* **Problem statement**: Quote the passage in the comment on writing every day, starting at "He suggests the" and ending at "rigid writing schedules.".

=== Text block ===

He suggests the biggest problem with write every day is:

you soon slip up. This slip-up, however, has big consequences. It provides evidence to your brain that your plan to write every day will not succeed

Yea, and? That doesn't have to cause failure. We know things like You don't have to fail with abandon.. Also iteration cycles

He also says:

In my experience as a writer with a day job, I’ve found it’s crucial to avoid rigid writing schedules.

Which is fine. That's his experience. You can listen to him and his experience or you can not. Anecdata is anecdata. There's a reason why every list of writing advice and every famous writer says to write every day.

The point is that I commit to plans that I know can succeed

If you only ever do that; you will be doing yourself a disservice. You don't need to know the full plan before setting off. And it's often a waste of time to not start and pivot. Imagine having to know every word of a book before you start writing it down on paper. That's a ridiculous concept.


in counter point - if you set out to write every day - yes you will fail. That doesn't mean you can't try to do it, and do really really well in the process. If you fail you don't have to quit for good. If you iterate and try again you can diagnose that failure mode and try again. Try harder. Try smarter.

comment by RomeoStevens · 2016-12-23T02:46:07.815Z · LW(p) · GW(p)

=== Data excerpts ===

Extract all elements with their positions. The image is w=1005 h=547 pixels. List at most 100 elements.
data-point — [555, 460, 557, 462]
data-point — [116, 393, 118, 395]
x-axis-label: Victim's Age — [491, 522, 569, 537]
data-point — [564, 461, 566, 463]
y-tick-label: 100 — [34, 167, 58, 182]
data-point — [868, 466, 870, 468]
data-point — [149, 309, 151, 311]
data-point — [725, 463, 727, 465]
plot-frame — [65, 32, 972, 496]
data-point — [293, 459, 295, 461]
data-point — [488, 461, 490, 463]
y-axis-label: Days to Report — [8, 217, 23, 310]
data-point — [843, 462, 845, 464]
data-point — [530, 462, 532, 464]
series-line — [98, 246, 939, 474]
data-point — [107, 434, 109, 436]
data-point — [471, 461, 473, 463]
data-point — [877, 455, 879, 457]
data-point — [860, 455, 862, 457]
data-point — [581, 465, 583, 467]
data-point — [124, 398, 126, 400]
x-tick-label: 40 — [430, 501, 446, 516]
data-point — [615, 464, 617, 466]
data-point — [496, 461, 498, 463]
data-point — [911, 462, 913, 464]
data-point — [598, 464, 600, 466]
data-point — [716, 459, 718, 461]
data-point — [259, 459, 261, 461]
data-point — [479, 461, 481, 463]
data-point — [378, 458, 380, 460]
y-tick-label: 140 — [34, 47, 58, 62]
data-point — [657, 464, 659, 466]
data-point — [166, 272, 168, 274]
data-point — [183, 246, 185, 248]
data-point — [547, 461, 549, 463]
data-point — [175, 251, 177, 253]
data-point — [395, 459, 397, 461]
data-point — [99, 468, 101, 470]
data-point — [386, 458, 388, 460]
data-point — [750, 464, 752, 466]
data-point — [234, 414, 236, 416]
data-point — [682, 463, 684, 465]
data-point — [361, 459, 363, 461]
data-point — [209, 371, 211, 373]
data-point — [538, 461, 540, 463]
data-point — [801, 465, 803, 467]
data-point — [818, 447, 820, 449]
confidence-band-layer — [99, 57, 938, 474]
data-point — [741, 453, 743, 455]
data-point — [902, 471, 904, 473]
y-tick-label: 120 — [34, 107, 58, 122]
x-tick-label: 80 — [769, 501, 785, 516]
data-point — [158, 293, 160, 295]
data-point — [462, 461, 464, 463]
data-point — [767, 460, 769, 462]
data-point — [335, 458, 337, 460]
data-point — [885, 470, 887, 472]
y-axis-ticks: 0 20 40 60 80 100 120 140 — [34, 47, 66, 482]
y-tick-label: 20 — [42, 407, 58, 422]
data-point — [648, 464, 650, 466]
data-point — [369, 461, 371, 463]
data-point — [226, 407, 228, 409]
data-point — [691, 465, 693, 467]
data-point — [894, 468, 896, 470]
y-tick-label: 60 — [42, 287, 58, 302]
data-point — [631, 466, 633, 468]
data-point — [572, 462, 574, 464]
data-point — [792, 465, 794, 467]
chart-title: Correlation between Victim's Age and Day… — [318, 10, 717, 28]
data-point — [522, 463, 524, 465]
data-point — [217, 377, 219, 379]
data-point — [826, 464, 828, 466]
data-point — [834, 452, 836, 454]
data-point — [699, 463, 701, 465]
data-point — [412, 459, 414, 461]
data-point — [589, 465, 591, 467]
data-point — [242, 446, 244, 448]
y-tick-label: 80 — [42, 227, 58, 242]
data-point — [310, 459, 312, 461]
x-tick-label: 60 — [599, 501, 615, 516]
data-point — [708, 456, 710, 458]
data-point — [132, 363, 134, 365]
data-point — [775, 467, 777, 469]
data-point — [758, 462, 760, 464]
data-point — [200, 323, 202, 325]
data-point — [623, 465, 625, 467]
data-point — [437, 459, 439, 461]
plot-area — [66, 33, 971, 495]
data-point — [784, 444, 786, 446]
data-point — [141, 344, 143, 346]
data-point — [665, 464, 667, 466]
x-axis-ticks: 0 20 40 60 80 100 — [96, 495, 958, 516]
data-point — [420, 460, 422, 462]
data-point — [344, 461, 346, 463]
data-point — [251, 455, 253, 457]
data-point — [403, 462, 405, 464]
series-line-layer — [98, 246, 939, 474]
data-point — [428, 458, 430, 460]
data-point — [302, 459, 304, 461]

===

* **Result**:
He suggests the biggest problem with write every day is:

you soon slip up. This slip-up, however, has big consequences. It provides evidence to your brain that your plan to write every day will not succeed

Yea, and? That doesn't have to cause failure. We know things like You don't have to fail with abandon.. Also iteration cycles

He also says:

In my experience as a writer with a day job, I’ve found it’s crucial to avoid rigid writing schedules.